### WHAT YOU SHOULD DO
Reproduce the material in full, exactly as written.

Extracted data entries
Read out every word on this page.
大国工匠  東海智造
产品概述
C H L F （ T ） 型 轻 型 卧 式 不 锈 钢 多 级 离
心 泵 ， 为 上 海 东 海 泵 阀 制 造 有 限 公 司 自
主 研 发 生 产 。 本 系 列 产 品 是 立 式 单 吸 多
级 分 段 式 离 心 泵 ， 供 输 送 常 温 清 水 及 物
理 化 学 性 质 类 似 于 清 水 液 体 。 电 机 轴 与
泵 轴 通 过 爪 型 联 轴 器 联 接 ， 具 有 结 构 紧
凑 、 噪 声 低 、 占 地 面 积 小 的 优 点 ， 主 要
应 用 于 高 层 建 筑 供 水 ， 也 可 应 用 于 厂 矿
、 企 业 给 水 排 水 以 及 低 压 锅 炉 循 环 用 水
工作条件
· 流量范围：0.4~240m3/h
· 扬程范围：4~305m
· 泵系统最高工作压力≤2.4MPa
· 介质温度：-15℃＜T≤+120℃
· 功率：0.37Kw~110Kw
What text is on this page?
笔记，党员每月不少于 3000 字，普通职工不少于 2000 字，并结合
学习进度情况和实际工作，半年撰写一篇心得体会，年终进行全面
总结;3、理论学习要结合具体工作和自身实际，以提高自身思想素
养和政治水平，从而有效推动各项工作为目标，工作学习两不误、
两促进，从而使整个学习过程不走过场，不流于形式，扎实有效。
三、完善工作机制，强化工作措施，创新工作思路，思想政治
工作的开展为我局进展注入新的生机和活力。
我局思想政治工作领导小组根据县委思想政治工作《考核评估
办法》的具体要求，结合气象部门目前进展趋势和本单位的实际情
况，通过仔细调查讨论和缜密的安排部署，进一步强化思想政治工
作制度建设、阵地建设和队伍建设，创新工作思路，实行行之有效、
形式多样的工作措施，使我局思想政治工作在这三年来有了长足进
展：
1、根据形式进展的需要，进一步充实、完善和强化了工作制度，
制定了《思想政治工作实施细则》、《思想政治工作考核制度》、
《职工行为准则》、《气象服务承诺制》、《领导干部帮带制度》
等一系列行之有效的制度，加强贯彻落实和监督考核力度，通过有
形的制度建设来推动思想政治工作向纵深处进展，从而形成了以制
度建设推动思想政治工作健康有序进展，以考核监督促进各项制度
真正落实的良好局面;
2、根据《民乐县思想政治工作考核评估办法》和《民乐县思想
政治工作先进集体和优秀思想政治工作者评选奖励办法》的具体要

### EXERCISE ANSWER
Read out every word on this page.
大国工匠  東海智造
产品概述
C H L F （ T ） 型 轻 型 卧 式 不 锈 钢 多 级 离
心 泵 ， 为 上 海 东 海 泵 阀 制 造 有 限 公 司 自
主 研 发 生 产 。 本 系 列 产 品 是 立 式 单 吸 多
级 分 段 式 离 心 泵 ， 供 输 送 常 温 清 水 及 物
理 化 学 性 质 类 似 于 清 水 液 体 。 电 机 轴 与
泵 轴 通 过 爪 型 联 轴 器 联 接 ， 具 有 结 构 紧
凑 、 噪 声 低 、 占 地 面 积 小 的 优 点 ， 主 要
应 用 于 高 层 建 筑 供 水 ， 也 可 应 用 于 厂 矿
、 企 业 给 水 排 水 以 及 低 压 锅 炉 循 环 用 水
工作条件
· 流量范围：0.4~240m3/h
· 扬程范围：4~305m
· 泵系统最高工作压力≤2.4MPa
· 介质温度：-15℃＜T≤+120℃
· 功率：0.37Kw~110Kw
What text is on this page?
笔记，党员每月不少于 3000 字，普通职工不少于 2000 字，并结合
学习进度情况和实际工作，半年撰写一篇心得体会，年终进行全面
总结;3、理论学习要结合具体工作和自身实际，以提高自身思想素
养和政治水平，从而有效推动各项工作为目标，工作学习两不误、
两促进，从而使整个学习过程不走过场，不流于形式，扎实有效。
三、完善工作机制，强化工作措施，创新工作思路，思想政治
工作的开展为我局进展注入新的生机和活力。
我局思想政治工作领导小组根据县委思想政治工作《考核评估
办法》的具体要求，结合气象部门目前进展趋势和本单位的实际情
况，通过仔细调查讨论和缜密的安排部署，进一步强化思想政治工
作制度建设、阵地建设和队伍建设，创新工作思路，实行行之有效、
形式多样的工作措施，使我局思想政治工作在这三年来有了长足进
展：
1、根据形式进展的需要，进一步充实、完善和强化了工作制度，
制定了《思想政治工作实施细则》、《思想政治工作考核制度》、
《职工行为准则》、《气象服务承诺制》、《领导干部帮带制度》
等一系列行之有效的制度，加强贯彻落实和监督考核力度，通过有
形的制度建设来推动思想政治工作向纵深处进展，从而形成了以制
度建设推动思想政治工作健康有序进展，以考核监督促进各项制度
真正落实的良好局面;
2、根据《民乐县思想政治工作考核评估办法》和《民乐县思想
政治工作先进集体和优秀思想政治工作者评选奖励办法》的具体要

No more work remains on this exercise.